| Set exercise |
Repeat all the records exactly, omitting pictures.

Stored data entries:

* begin *

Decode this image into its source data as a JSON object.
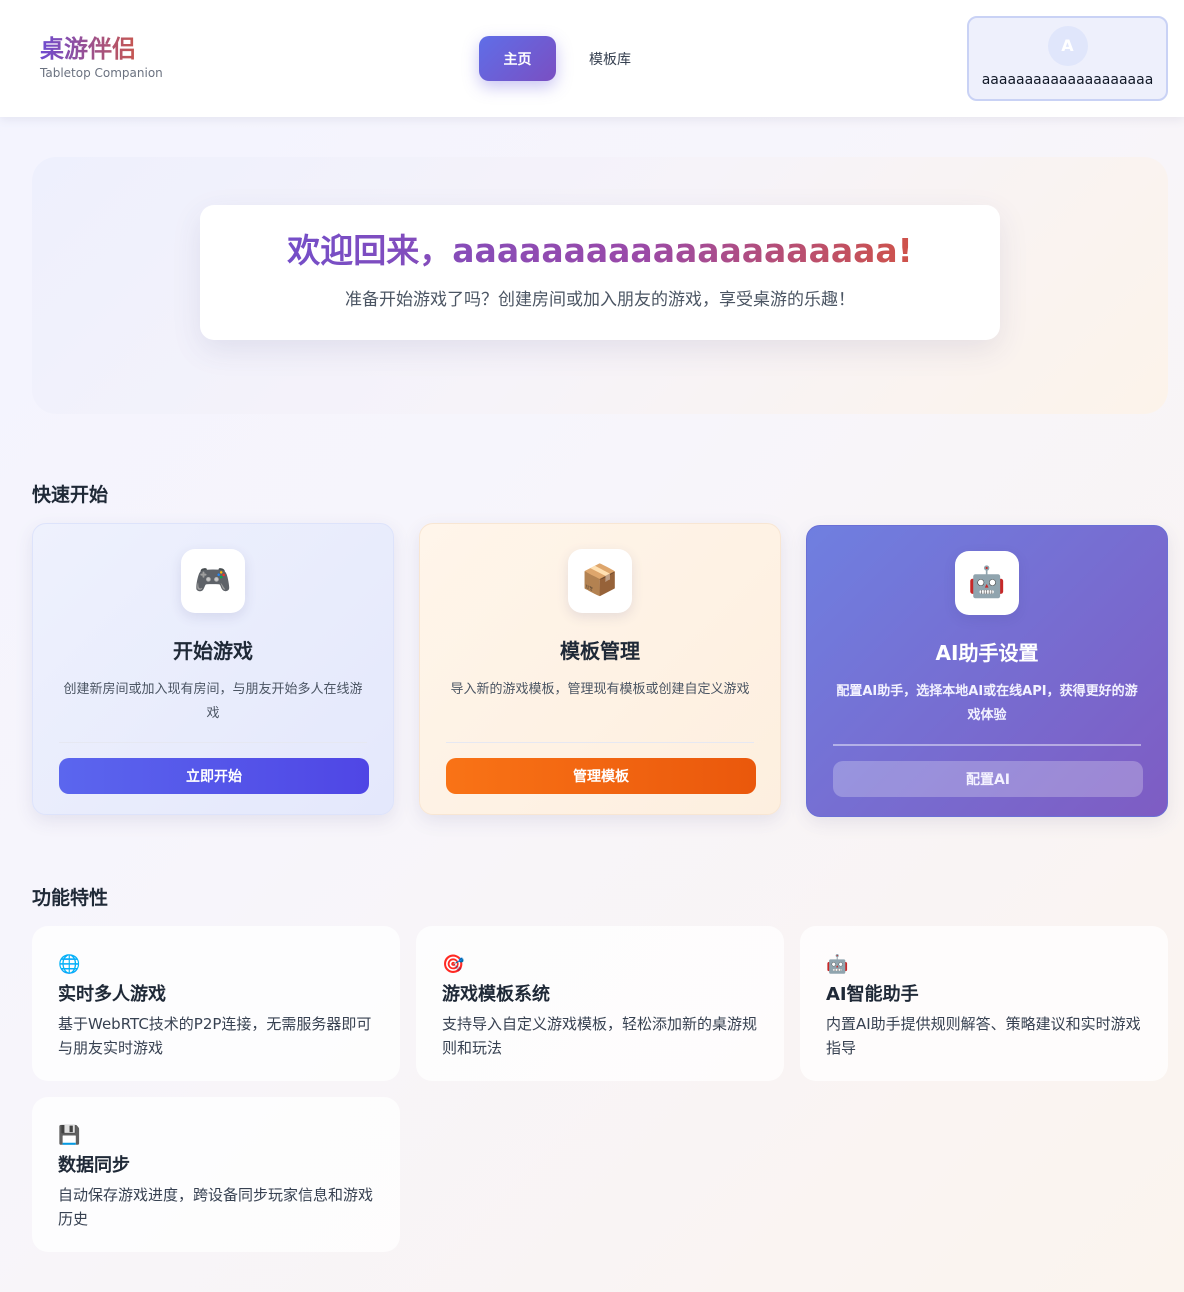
{
  "header": {
    "logo_title": "桌游伴侣",
    "logo_subtitle": "Tabletop Companion",
    "nav": {
      "home": "主页",
      "templates": "模板库"
    },
    "user": {
      "avatar_letter": "A",
      "name": "aaaaaaaaaaaaaaaaaaaa"
    }
  },
  "hero": {
    "title": "欢迎回来，aaaaaaaaaaaaaaaaaaaa!",
    "subtitle": "准备开始游戏了吗？创建房间或加入朋友的游戏，享受桌游的乐趣！"
  },
  "quick_start": {
    "heading": "快速开始",
    "cards": [
      {
        "icon": "🎮",
        "icon_name": "gamepad-icon",
        "title": "开始游戏",
        "desc": "创建新房间或加入现有房间，与朋友开始多人在线游戏",
        "button": "立即开始"
      },
      {
        "icon": "📦",
        "icon_name": "package-icon",
        "title": "模板管理",
        "desc": "导入新的游戏模板，管理现有模板或创建自定义游戏",
        "button": "管理模板"
      },
      {
        "icon": "🤖",
        "icon_name": "robot-icon",
        "title": "AI助手设置",
        "desc": "配置AI助手，选择本地AI或在线API，获得更好的游戏体验",
        "button": "配置AI"
      }
    ]
  },
  "features": {
    "heading": "功能特性",
    "items": [
      {
        "icon": "🌐",
        "icon_name": "globe-icon",
        "title": "实时多人游戏",
        "desc": "基于WebRTC技术的P2P连接，无需服务器即可与朋友实时游戏"
      },
      {
        "icon": "🎯",
        "icon_name": "target-icon",
        "title": "游戏模板系统",
        "desc": "支持导入自定义游戏模板，轻松添加新的桌游规则和玩法"
      },
      {
        "icon": "🤖",
        "icon_name": "robot-icon",
        "title": "AI智能助手",
        "desc": "内置AI助手提供规则解答、策略建议和实时游戏指导"
      },
      {
        "icon": "💾",
        "icon_name": "floppy-disk-icon",
        "title": "数据同步",
        "desc": "自动保存游戏进度，跨设备同步玩家信息和游戏历史"
      }
    ]
  }
}
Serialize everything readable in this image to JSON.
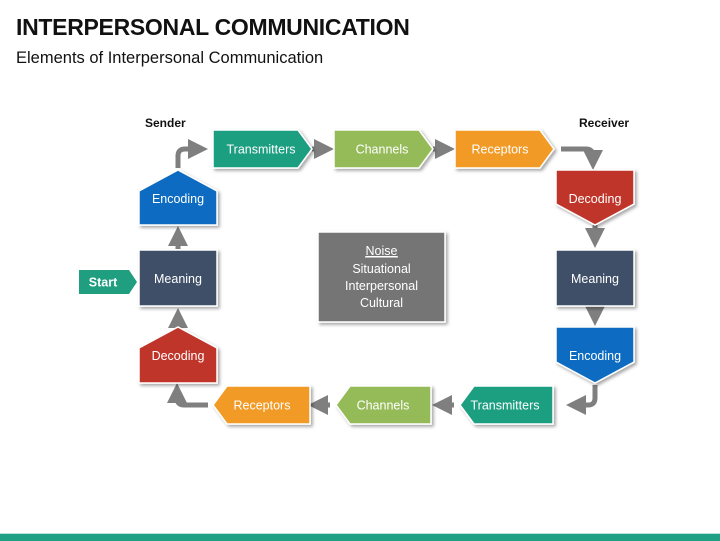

* end *

| Result for this task |
Decode this image into its source data as a JSON object.
{
  "header": {
    "logo_title": "桌游伴侣",
    "logo_subtitle": "Tabletop Companion",
    "nav": {
      "home": "主页",
      "templates": "模板库"
    },
    "user": {
      "avatar_letter": "A",
      "name": "aaaaaaaaaaaaaaaaaaaa"
    }
  },
  "hero": {
    "title": "欢迎回来，aaaaaaaaaaaaaaaaaaaa!",
    "subtitle": "准备开始游戏了吗？创建房间或加入朋友的游戏，享受桌游的乐趣！"
  },
  "quick_start": {
    "heading": "快速开始",
    "cards": [
      {
        "icon": "🎮",
        "icon_name": "gamepad-icon",
        "title": "开始游戏",
        "desc": "创建新房间或加入现有房间，与朋友开始多人在线游戏",
        "button": "立即开始"
      },
      {
        "icon": "📦",
        "icon_name": "package-icon",
        "title": "模板管理",
        "desc": "导入新的游戏模板，管理现有模板或创建自定义游戏",
        "button": "管理模板"
      },
      {
        "icon": "🤖",
        "icon_name": "robot-icon",
        "title": "AI助手设置",
        "desc": "配置AI助手，选择本地AI或在线API，获得更好的游戏体验",
        "button": "配置AI"
      }
    ]
  },
  "features": {
    "heading": "功能特性",
    "items": [
      {
        "icon": "🌐",
        "icon_name": "globe-icon",
        "title": "实时多人游戏",
        "desc": "基于WebRTC技术的P2P连接，无需服务器即可与朋友实时游戏"
      },
      {
        "icon": "🎯",
        "icon_name": "target-icon",
        "title": "游戏模板系统",
        "desc": "支持导入自定义游戏模板，轻松添加新的桌游规则和玩法"
      },
      {
        "icon": "🤖",
        "icon_name": "robot-icon",
        "title": "AI智能助手",
        "desc": "内置AI助手提供规则解答、策略建议和实时游戏指导"
      },
      {
        "icon": "💾",
        "icon_name": "floppy-disk-icon",
        "title": "数据同步",
        "desc": "自动保存游戏进度，跨设备同步玩家信息和游戏历史"
      }
    ]
  }
}
Serialize everything readable in this image to JSON.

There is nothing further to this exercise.